Task instructions: Within the records below, find each line that holds the string "агамы", then copy it.

↓

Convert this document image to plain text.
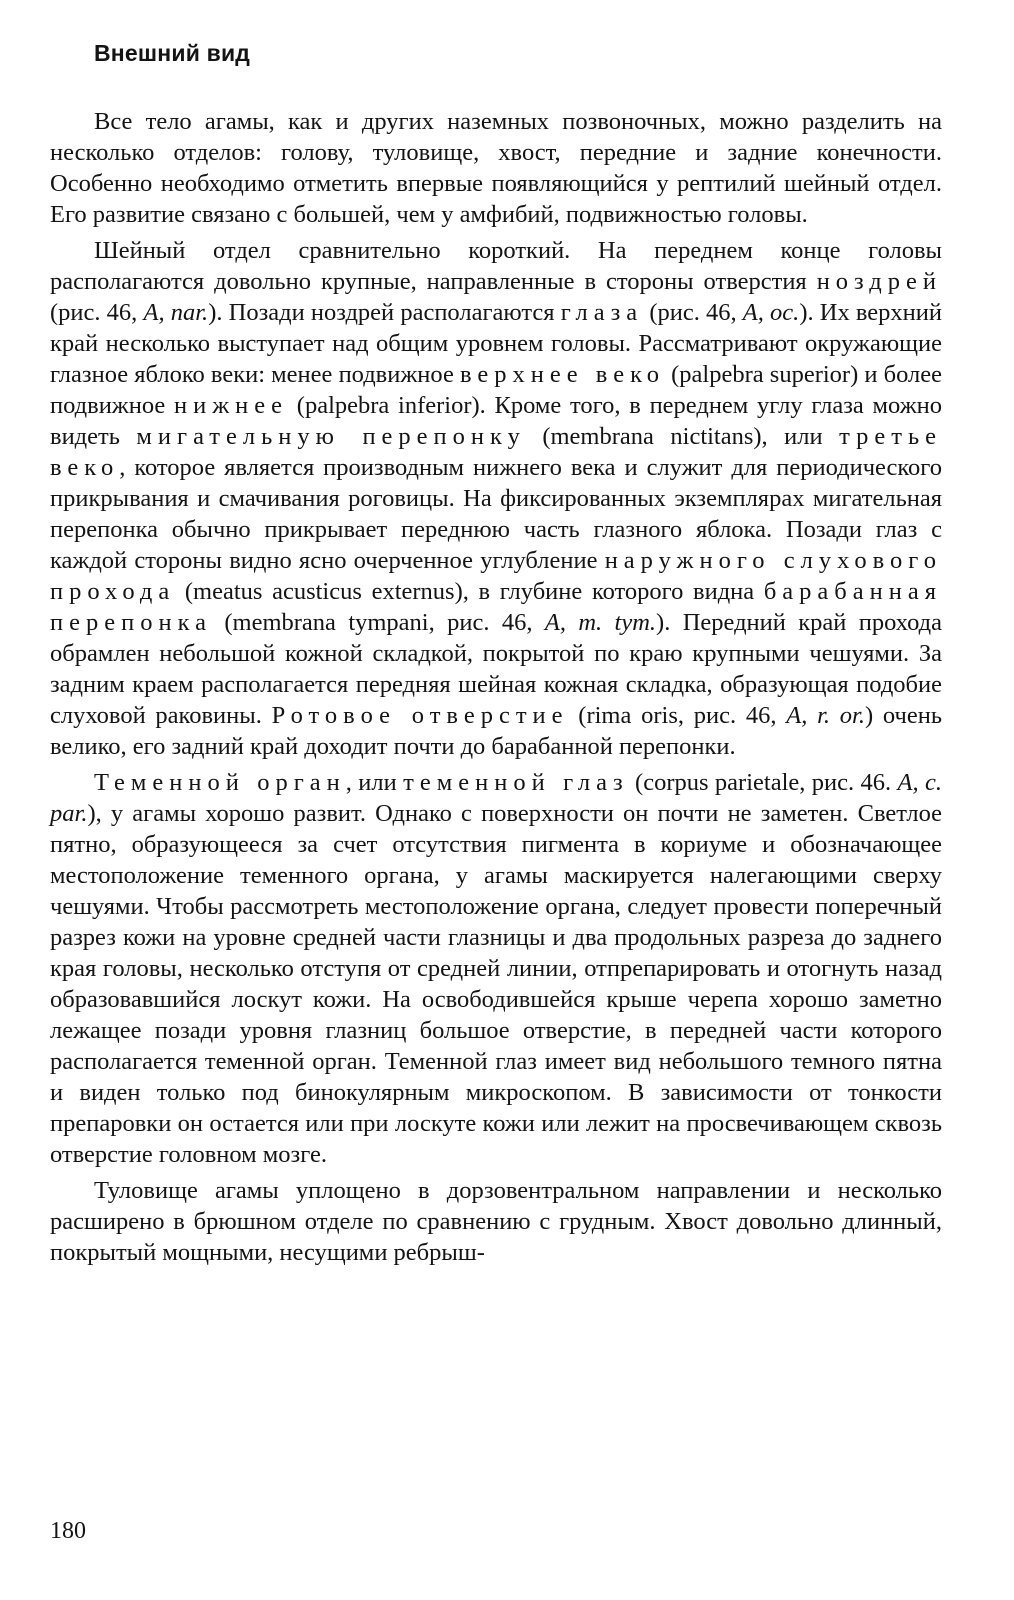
Внешний вид

Все тело агамы, как и других наземных позвоночных, можно разделить на несколько отделов: голову, туловище, хвост, передние и задние конечности. Особенно необходимо отметить впервые появляющийся у рептилий шейный отдел. Его развитие связано с большей, чем у амфибий, подвижностью головы.

Шейный отдел сравнительно короткий. На переднем конце головы располагаются довольно крупные, направленные в стороны отверстия ноздрей (рис. 46, А, nar.). Позади ноздрей располагаются глаза (рис. 46, А, ос.). Их верхний край несколько выступает над общим уровнем головы. Рассматривают окружающие глазное яблоко веки: менее подвижное верхнее веко (palpebra superior) и более подвижное нижнее (palpebra inferior). Кроме того, в переднем углу глаза можно видеть мигательную перепонку (membrana nictitans), или третье веко, которое является производным нижнего века и служит для периодического прикрывания и смачивания роговицы. На фиксированных экземплярах мигательная перепонка обычно прикрывает переднюю часть глазного яблока. Позади глаз с каждой стороны видно ясно очерченное углубление наружного слухового прохода (meatus acusticus externus), в глубине которого видна барабанная перепонка (membrana tympani, рис. 46, A, m. tym.). Передний край прохода обрамлен небольшой кожной складкой, покрытой по краю крупными чешуями. За задним краем располагается передняя шейная кожная складка, образующая подобие слуховой раковины. Ротовое отверстие (rima oris, рис. 46, A, r. or.) очень велико, его задний край доходит почти до барабанной перепонки.

Теменной орган, или теменной глаз (corpus parietale, рис. 46. A, c. par.), у агамы хорошо развит. Однако с поверхности он почти не заметен. Светлое пятно, образующееся за счет отсутствия пигмента в кориуме и обозначающее местоположение теменного органа, у агамы маскируется налегающими сверху чешуями. Чтобы рассмотреть местоположение органа, следует провести поперечный разрез кожи на уровне средней части глазницы и два продольных разреза до заднего края головы, несколько отступя от средней линии, отпрепарировать и отогнуть назад образовавшийся лоскут кожи. На освободившейся крыше черепа хорошо заметно лежащее позади уровня глазниц большое отверстие, в передней части которого располагается теменной орган. Теменной глаз имеет вид небольшого темного пятна и виден только под бинокулярным микроскопом. В зависимости от тонкости препаровки он остается или при лоскуте кожи или лежит на просвечивающем сквозь отверстие головном мозге.

Туловище агамы уплощено в дорзовентральном направлении и несколько расширено в брюшном отделе по сравнению с грудным. Хвост довольно длинный, покрытый мощными, несущими ребрыш-

180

↑

Exercise response:
Все тело агамы, как и других наземных позвоночных, можно разделить на несколько отделов: голову, туловище, хвост, передние и задние конечности. Особенно необходимо отметить впервые появляющийся у рептилий шейный отдел. Его развитие связано с большей, чем у амфибий, подвижностью головы.
Теменной орган, или теменной глаз (corpus parietale, рис. 46. A, c. par.), у агамы хорошо развит. Однако с поверхности он почти не заметен. Светлое пятно, образующееся за счет отсутствия пигмента в кориуме и обозначающее местоположение теменного органа, у агамы маскируется налегающими сверху чешуями. Чтобы рассмотреть местоположение органа, следует провести поперечный разрез кожи на уровне средней части глазницы и два продольных разреза до заднего края головы, несколько отступя от средней линии, отпрепарировать и отогнуть назад образовавшийся лоскут кожи. На освободившейся крыше черепа хорошо заметно лежащее позади уровня глазниц большое отверстие, в передней части которого располагается теменной орган. Теменной глаз имеет вид небольшого темного пятна и виден только под бинокулярным микроскопом. В зависимости от тонкости препаровки он остается или при лоскуте кожи или лежит на просвечивающем сквозь отверстие головном мозге.
Туловище агамы уплощено в дорзовентральном направлении и несколько расширено в брюшном отделе по сравнению с грудным. Хвост довольно длинный, покрытый мощными, несущими ребрыш-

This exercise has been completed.